:: ITEMS

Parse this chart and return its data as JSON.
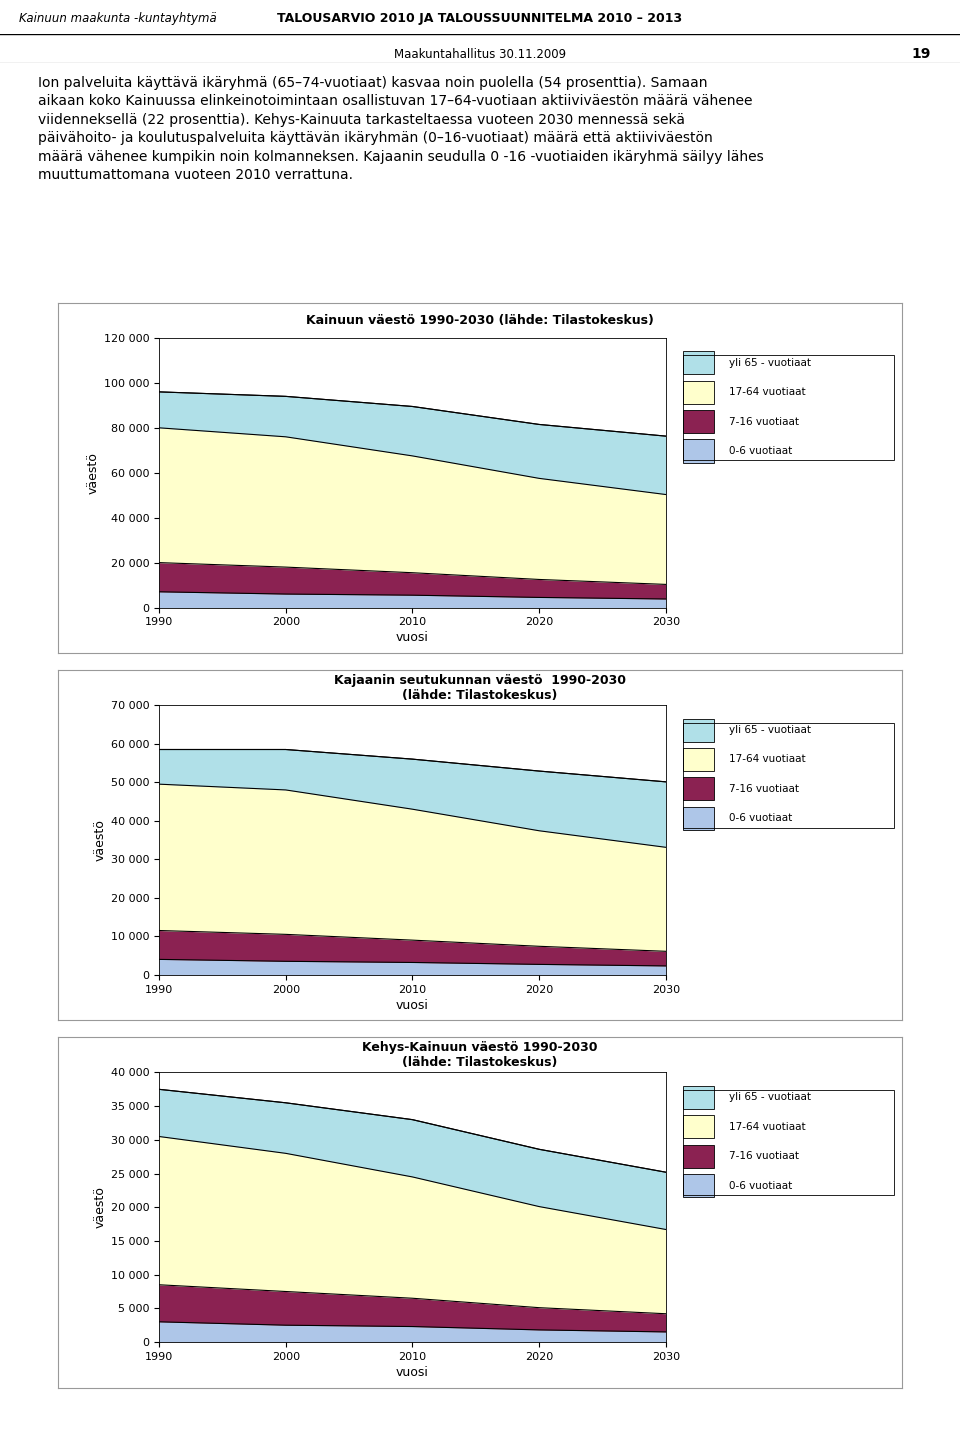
{
  "years": [
    1990,
    2000,
    2010,
    2020,
    2030
  ],
  "chart1": {
    "title": "Kainuun väestö 1990-2030 (lähde: Tilastokeskus)",
    "ylabel": "väestö",
    "xlabel": "vuosi",
    "ylim": [
      0,
      120000
    ],
    "yticks": [
      0,
      20000,
      40000,
      60000,
      80000,
      100000,
      120000
    ],
    "data": {
      "0_6": [
        7000,
        6000,
        5500,
        4500,
        3800
      ],
      "7_16": [
        13000,
        12000,
        10000,
        8000,
        6500
      ],
      "17_64": [
        60000,
        58000,
        52000,
        45000,
        40000
      ],
      "65p": [
        16000,
        18000,
        22000,
        24000,
        26000
      ]
    },
    "total": [
      96000,
      94000,
      89500,
      81500,
      76300
    ]
  },
  "chart2": {
    "title": "Kajaanin seutukunnan väestö  1990-2030\n(lähde: Tilastokeskus)",
    "ylabel": "väestö",
    "xlabel": "vuosi",
    "ylim": [
      0,
      70000
    ],
    "yticks": [
      0,
      10000,
      20000,
      30000,
      40000,
      50000,
      60000,
      70000
    ],
    "data": {
      "0_6": [
        4000,
        3500,
        3200,
        2700,
        2300
      ],
      "7_16": [
        7500,
        7000,
        5800,
        4700,
        3800
      ],
      "17_64": [
        38000,
        37500,
        34000,
        30000,
        27000
      ],
      "65p": [
        9000,
        10500,
        13000,
        15500,
        17000
      ]
    },
    "total": [
      58500,
      58500,
      56000,
      52900,
      50100
    ]
  },
  "chart3": {
    "title": "Kehys-Kainuun väestö 1990-2030\n(lähde: Tilastokeskus)",
    "ylabel": "väestö",
    "xlabel": "vuosi",
    "ylim": [
      0,
      40000
    ],
    "yticks": [
      0,
      5000,
      10000,
      15000,
      20000,
      25000,
      30000,
      35000,
      40000
    ],
    "data": {
      "0_6": [
        3000,
        2500,
        2300,
        1800,
        1500
      ],
      "7_16": [
        5500,
        5000,
        4200,
        3300,
        2700
      ],
      "17_64": [
        22000,
        20500,
        18000,
        15000,
        12500
      ],
      "65p": [
        7000,
        7500,
        8500,
        8500,
        8500
      ]
    },
    "total": [
      37500,
      35500,
      33000,
      28600,
      25200
    ]
  },
  "colors": {
    "0_6": "#aec6e8",
    "7_16": "#8b2252",
    "17_64": "#ffffcc",
    "65p": "#b0e0e8",
    "gray": "#b8b8b8"
  },
  "legend_labels": [
    "yli 65 - vuotiaat",
    "17-64 vuotiaat",
    "7-16 vuotiaat",
    "0-6 vuotiaat"
  ],
  "header_left": "Kainuun maakunta -kuntayhtymä",
  "header_center": "TALOUSARVIO 2010 JA TALOUSSUUNNITELMA 2010 – 2013",
  "header_right": "Maakuntahallitus 30.11.2009",
  "header_page": "19",
  "body_text": "Ion palveluita käyttävä ikäryhmä (65–74-vuotiaat) kasvaa noin puolella (54 prosenttia). Samaan aikaan koko Kainuussa elinkeinotoimintaan osallistuvan 17–64-vuotiaan aktiiviväestön määrä vähenee viidenneksellä (22 prosenttia). Kehys-Kainuuta tarkasteltaessa vuoteen 2030 mennessä sekä päivähoito- ja koulutuspalveluita käyttävän ikäryhmän (0–16-vuotiaat) määrä että aktiiviväestön määrä vähenee kumpikin noin kolmanneksen. Kajaanin seudulla 0 -16 -vuotiaiden ikäryhmä säilyy lähes muuttumattomana vuoteen 2010 verrattuna."
}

::::

> [AIM]: Reproduce the records, all of them, word for word; omit the pictures.

> [TASK SOLUTION]:
Parse this chart and return its data as JSON.
{
  "years": [
    1990,
    2000,
    2010,
    2020,
    2030
  ],
  "chart1": {
    "title": "Kainuun väestö 1990-2030 (lähde: Tilastokeskus)",
    "ylabel": "väestö",
    "xlabel": "vuosi",
    "ylim": [
      0,
      120000
    ],
    "yticks": [
      0,
      20000,
      40000,
      60000,
      80000,
      100000,
      120000
    ],
    "data": {
      "0_6": [
        7000,
        6000,
        5500,
        4500,
        3800
      ],
      "7_16": [
        13000,
        12000,
        10000,
        8000,
        6500
      ],
      "17_64": [
        60000,
        58000,
        52000,
        45000,
        40000
      ],
      "65p": [
        16000,
        18000,
        22000,
        24000,
        26000
      ]
    },
    "total": [
      96000,
      94000,
      89500,
      81500,
      76300
    ]
  },
  "chart2": {
    "title": "Kajaanin seutukunnan väestö  1990-2030\n(lähde: Tilastokeskus)",
    "ylabel": "väestö",
    "xlabel": "vuosi",
    "ylim": [
      0,
      70000
    ],
    "yticks": [
      0,
      10000,
      20000,
      30000,
      40000,
      50000,
      60000,
      70000
    ],
    "data": {
      "0_6": [
        4000,
        3500,
        3200,
        2700,
        2300
      ],
      "7_16": [
        7500,
        7000,
        5800,
        4700,
        3800
      ],
      "17_64": [
        38000,
        37500,
        34000,
        30000,
        27000
      ],
      "65p": [
        9000,
        10500,
        13000,
        15500,
        17000
      ]
    },
    "total": [
      58500,
      58500,
      56000,
      52900,
      50100
    ]
  },
  "chart3": {
    "title": "Kehys-Kainuun väestö 1990-2030\n(lähde: Tilastokeskus)",
    "ylabel": "väestö",
    "xlabel": "vuosi",
    "ylim": [
      0,
      40000
    ],
    "yticks": [
      0,
      5000,
      10000,
      15000,
      20000,
      25000,
      30000,
      35000,
      40000
    ],
    "data": {
      "0_6": [
        3000,
        2500,
        2300,
        1800,
        1500
      ],
      "7_16": [
        5500,
        5000,
        4200,
        3300,
        2700
      ],
      "17_64": [
        22000,
        20500,
        18000,
        15000,
        12500
      ],
      "65p": [
        7000,
        7500,
        8500,
        8500,
        8500
      ]
    },
    "total": [
      37500,
      35500,
      33000,
      28600,
      25200
    ]
  },
  "colors": {
    "0_6": "#aec6e8",
    "7_16": "#8b2252",
    "17_64": "#ffffcc",
    "65p": "#b0e0e8",
    "gray": "#b8b8b8"
  },
  "legend_labels": [
    "yli 65 - vuotiaat",
    "17-64 vuotiaat",
    "7-16 vuotiaat",
    "0-6 vuotiaat"
  ],
  "header_left": "Kainuun maakunta -kuntayhtymä",
  "header_center": "TALOUSARVIO 2010 JA TALOUSSUUNNITELMA 2010 – 2013",
  "header_right": "Maakuntahallitus 30.11.2009",
  "header_page": "19",
  "body_text": "Ion palveluita käyttävä ikäryhmä (65–74-vuotiaat) kasvaa noin puolella (54 prosenttia). Samaan aikaan koko Kainuussa elinkeinotoimintaan osallistuvan 17–64-vuotiaan aktiiviväestön määrä vähenee viidenneksellä (22 prosenttia). Kehys-Kainuuta tarkasteltaessa vuoteen 2030 mennessä sekä päivähoito- ja koulutuspalveluita käyttävän ikäryhmän (0–16-vuotiaat) määrä että aktiiviväestön määrä vähenee kumpikin noin kolmanneksen. Kajaanin seudulla 0 -16 -vuotiaiden ikäryhmä säilyy lähes muuttumattomana vuoteen 2010 verrattuna."
}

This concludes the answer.